The exercise:
Reproduce the data from its beginning down through the line containing "monitor-icon <box>2 23 16 37</box>", revised so that "Manage Users" reads "Manage Members" and everything else stays unchanged.

Extracted entries:
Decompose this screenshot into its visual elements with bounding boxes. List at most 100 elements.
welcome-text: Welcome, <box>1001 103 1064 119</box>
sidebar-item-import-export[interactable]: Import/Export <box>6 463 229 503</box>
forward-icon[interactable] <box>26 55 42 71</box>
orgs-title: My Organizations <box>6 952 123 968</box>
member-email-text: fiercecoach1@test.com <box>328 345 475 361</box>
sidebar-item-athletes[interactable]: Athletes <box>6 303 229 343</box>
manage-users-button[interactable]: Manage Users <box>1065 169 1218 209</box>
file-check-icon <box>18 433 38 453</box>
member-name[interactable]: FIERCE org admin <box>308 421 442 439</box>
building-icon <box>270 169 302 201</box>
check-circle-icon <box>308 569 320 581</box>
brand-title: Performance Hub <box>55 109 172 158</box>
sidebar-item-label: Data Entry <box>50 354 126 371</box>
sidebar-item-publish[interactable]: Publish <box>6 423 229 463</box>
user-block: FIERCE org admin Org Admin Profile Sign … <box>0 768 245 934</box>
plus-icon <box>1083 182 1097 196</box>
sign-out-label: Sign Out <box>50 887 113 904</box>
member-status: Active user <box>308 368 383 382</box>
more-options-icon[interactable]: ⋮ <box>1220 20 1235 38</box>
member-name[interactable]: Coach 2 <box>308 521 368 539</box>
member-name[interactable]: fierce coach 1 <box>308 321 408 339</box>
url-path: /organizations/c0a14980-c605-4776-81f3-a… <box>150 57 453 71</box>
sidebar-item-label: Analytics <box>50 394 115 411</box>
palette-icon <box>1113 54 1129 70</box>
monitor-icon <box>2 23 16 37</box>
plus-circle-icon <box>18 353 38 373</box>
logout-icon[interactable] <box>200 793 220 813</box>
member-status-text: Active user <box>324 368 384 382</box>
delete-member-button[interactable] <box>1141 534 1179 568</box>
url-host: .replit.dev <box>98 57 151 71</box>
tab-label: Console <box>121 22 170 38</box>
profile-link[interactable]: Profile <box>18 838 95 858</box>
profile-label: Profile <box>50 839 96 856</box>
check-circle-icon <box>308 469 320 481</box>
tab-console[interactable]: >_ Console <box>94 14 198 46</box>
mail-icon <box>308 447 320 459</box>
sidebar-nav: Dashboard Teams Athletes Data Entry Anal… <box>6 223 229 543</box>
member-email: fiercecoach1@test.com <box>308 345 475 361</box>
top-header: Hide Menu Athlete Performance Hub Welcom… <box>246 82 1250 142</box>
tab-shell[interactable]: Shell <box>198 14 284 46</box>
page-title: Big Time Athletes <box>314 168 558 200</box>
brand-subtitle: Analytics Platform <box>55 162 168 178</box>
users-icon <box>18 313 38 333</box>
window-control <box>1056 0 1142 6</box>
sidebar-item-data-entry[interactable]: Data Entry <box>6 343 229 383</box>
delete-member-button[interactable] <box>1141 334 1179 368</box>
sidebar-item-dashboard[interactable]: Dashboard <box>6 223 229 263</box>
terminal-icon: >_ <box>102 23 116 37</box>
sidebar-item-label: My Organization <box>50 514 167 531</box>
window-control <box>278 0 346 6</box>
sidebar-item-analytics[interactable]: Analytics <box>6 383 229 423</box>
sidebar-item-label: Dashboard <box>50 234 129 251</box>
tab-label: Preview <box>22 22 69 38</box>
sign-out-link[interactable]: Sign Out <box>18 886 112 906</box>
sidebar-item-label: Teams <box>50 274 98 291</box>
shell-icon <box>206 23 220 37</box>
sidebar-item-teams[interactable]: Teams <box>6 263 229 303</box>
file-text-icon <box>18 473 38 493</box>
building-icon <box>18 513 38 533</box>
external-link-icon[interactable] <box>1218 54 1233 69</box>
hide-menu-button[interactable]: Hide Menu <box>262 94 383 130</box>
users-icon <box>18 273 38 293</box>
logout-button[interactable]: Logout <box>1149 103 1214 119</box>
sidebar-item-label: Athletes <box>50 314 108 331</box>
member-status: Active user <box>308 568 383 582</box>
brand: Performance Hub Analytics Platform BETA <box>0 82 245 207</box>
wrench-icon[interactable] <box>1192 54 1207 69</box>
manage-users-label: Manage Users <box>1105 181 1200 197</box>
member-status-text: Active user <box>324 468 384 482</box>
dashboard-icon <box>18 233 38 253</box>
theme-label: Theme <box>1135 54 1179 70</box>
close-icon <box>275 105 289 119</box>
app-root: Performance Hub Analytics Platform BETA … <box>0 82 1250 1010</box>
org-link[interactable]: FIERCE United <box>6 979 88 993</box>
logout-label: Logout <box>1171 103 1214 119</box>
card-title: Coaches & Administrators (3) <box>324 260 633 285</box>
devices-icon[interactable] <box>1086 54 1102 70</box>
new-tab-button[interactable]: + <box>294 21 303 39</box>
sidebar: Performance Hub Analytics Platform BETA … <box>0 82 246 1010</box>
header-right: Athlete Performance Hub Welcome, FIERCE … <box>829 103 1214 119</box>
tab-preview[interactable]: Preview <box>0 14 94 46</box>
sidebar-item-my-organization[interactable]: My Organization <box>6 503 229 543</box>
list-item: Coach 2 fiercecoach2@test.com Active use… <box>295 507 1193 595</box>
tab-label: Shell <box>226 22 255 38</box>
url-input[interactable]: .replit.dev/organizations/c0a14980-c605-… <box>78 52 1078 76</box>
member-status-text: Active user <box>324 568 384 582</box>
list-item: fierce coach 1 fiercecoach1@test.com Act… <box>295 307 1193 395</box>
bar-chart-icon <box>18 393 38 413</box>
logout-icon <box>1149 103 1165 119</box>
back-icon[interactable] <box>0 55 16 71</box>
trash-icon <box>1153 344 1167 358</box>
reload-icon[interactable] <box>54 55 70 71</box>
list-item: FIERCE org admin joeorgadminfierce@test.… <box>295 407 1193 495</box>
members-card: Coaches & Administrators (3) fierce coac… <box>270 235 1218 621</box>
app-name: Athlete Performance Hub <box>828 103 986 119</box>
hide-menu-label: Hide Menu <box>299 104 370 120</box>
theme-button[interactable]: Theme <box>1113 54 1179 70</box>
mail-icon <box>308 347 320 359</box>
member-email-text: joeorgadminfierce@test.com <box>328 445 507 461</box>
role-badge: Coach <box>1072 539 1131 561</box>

Exercise response:
Decompose this screenshot into its visual elements with bounding boxes. List at most 100 elements.
welcome-text: Welcome, <box>1001 103 1064 119</box>
sidebar-item-import-export[interactable]: Import/Export <box>6 463 229 503</box>
forward-icon[interactable] <box>26 55 42 71</box>
orgs-title: My Organizations <box>6 952 123 968</box>
member-email-text: fiercecoach1@test.com <box>328 345 475 361</box>
sidebar-item-athletes[interactable]: Athletes <box>6 303 229 343</box>
manage-users-button[interactable]: Manage Members <box>1065 169 1218 209</box>
file-check-icon <box>18 433 38 453</box>
member-name[interactable]: FIERCE org admin <box>308 421 442 439</box>
building-icon <box>270 169 302 201</box>
check-circle-icon <box>308 569 320 581</box>
brand-title: Performance Hub <box>55 109 172 158</box>
sidebar-item-label: Data Entry <box>50 354 126 371</box>
sidebar-item-publish[interactable]: Publish <box>6 423 229 463</box>
user-block: FIERCE org admin Org Admin Profile Sign … <box>0 768 245 934</box>
plus-icon <box>1083 182 1097 196</box>
sign-out-label: Sign Out <box>50 887 113 904</box>
member-status: Active user <box>308 368 383 382</box>
more-options-icon[interactable]: ⋮ <box>1220 20 1235 38</box>
member-name[interactable]: Coach 2 <box>308 521 368 539</box>
member-name[interactable]: fierce coach 1 <box>308 321 408 339</box>
url-path: /organizations/c0a14980-c605-4776-81f3-a… <box>150 57 453 71</box>
sidebar-item-label: Analytics <box>50 394 115 411</box>
palette-icon <box>1113 54 1129 70</box>
monitor-icon <box>2 23 16 37</box>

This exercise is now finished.